▶ [Dataset entries]:
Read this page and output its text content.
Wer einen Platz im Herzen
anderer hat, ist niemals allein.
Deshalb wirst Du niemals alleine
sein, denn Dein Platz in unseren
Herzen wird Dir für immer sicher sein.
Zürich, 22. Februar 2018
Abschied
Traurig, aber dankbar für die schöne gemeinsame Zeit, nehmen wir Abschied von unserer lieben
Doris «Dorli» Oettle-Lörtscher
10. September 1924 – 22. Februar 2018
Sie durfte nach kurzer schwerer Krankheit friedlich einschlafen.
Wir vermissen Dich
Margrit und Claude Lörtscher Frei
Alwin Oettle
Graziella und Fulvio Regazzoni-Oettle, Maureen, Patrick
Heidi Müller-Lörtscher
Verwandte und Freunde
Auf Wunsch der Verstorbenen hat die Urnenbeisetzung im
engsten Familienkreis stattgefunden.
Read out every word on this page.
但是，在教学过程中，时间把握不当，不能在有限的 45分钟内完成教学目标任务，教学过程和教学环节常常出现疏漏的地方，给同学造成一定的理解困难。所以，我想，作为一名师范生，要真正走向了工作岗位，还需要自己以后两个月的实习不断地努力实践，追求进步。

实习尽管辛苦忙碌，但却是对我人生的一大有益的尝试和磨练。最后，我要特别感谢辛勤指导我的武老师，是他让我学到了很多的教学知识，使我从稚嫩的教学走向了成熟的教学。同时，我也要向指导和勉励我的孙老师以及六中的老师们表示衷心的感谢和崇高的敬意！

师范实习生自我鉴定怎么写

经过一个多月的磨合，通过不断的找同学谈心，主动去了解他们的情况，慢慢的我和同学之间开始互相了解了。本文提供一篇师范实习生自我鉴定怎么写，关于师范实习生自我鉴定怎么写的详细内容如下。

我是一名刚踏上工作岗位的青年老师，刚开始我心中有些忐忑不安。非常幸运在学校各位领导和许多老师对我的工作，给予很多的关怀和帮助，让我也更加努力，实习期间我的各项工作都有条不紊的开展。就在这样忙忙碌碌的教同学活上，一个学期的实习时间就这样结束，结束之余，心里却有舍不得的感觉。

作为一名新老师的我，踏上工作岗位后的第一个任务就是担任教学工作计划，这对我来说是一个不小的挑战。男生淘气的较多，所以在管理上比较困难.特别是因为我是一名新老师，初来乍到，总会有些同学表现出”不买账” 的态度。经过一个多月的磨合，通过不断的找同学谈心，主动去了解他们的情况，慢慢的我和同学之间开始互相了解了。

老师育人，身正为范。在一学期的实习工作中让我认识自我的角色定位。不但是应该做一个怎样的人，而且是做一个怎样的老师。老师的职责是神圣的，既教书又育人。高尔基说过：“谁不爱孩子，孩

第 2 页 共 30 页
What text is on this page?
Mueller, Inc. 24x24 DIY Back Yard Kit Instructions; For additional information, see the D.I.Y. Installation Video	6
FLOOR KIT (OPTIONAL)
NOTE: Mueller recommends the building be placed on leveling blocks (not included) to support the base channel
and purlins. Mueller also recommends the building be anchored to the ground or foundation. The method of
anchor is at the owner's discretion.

▶ [Your objective]: Set out the complete listing exactly as shown.

▶ [Task answer]:
Read this page and output its text content.
Wer einen Platz im Herzen
anderer hat, ist niemals allein.
Deshalb wirst Du niemals alleine
sein, denn Dein Platz in unseren
Herzen wird Dir für immer sicher sein.
Zürich, 22. Februar 2018
Abschied
Traurig, aber dankbar für die schöne gemeinsame Zeit, nehmen wir Abschied von unserer lieben
Doris «Dorli» Oettle-Lörtscher
10. September 1924 – 22. Februar 2018
Sie durfte nach kurzer schwerer Krankheit friedlich einschlafen.
Wir vermissen Dich
Margrit und Claude Lörtscher Frei
Alwin Oettle
Graziella und Fulvio Regazzoni-Oettle, Maureen, Patrick
Heidi Müller-Lörtscher
Verwandte und Freunde
Auf Wunsch der Verstorbenen hat die Urnenbeisetzung im
engsten Familienkreis stattgefunden.
Read out every word on this page.
但是，在教学过程中，时间把握不当，不能在有限的 45分钟内完成教学目标任务，教学过程和教学环节常常出现疏漏的地方，给同学造成一定的理解困难。所以，我想，作为一名师范生，要真正走向了工作岗位，还需要自己以后两个月的实习不断地努力实践，追求进步。

实习尽管辛苦忙碌，但却是对我人生的一大有益的尝试和磨练。最后，我要特别感谢辛勤指导我的武老师，是他让我学到了很多的教学知识，使我从稚嫩的教学走向了成熟的教学。同时，我也要向指导和勉励我的孙老师以及六中的老师们表示衷心的感谢和崇高的敬意！

师范实习生自我鉴定怎么写

经过一个多月的磨合，通过不断的找同学谈心，主动去了解他们的情况，慢慢的我和同学之间开始互相了解了。本文提供一篇师范实习生自我鉴定怎么写，关于师范实习生自我鉴定怎么写的详细内容如下。

我是一名刚踏上工作岗位的青年老师，刚开始我心中有些忐忑不安。非常幸运在学校各位领导和许多老师对我的工作，给予很多的关怀和帮助，让我也更加努力，实习期间我的各项工作都有条不紊的开展。就在这样忙忙碌碌的教同学活上，一个学期的实习时间就这样结束，结束之余，心里却有舍不得的感觉。

作为一名新老师的我，踏上工作岗位后的第一个任务就是担任教学工作计划，这对我来说是一个不小的挑战。男生淘气的较多，所以在管理上比较困难.特别是因为我是一名新老师，初来乍到，总会有些同学表现出”不买账” 的态度。经过一个多月的磨合，通过不断的找同学谈心，主动去了解他们的情况，慢慢的我和同学之间开始互相了解了。

老师育人，身正为范。在一学期的实习工作中让我认识自我的角色定位。不但是应该做一个怎样的人，而且是做一个怎样的老师。老师的职责是神圣的，既教书又育人。高尔基说过：“谁不爱孩子，孩

第 2 页 共 30 页
What text is on this page?
Mueller, Inc. 24x24 DIY Back Yard Kit Instructions; For additional information, see the D.I.Y. Installation Video	6
FLOOR KIT (OPTIONAL)
NOTE: Mueller recommends the building be placed on leveling blocks (not included) to support the base channel
and purlins. Mueller also recommends the building be anchored to the ground or foundation. The method of
anchor is at the owner's discretion.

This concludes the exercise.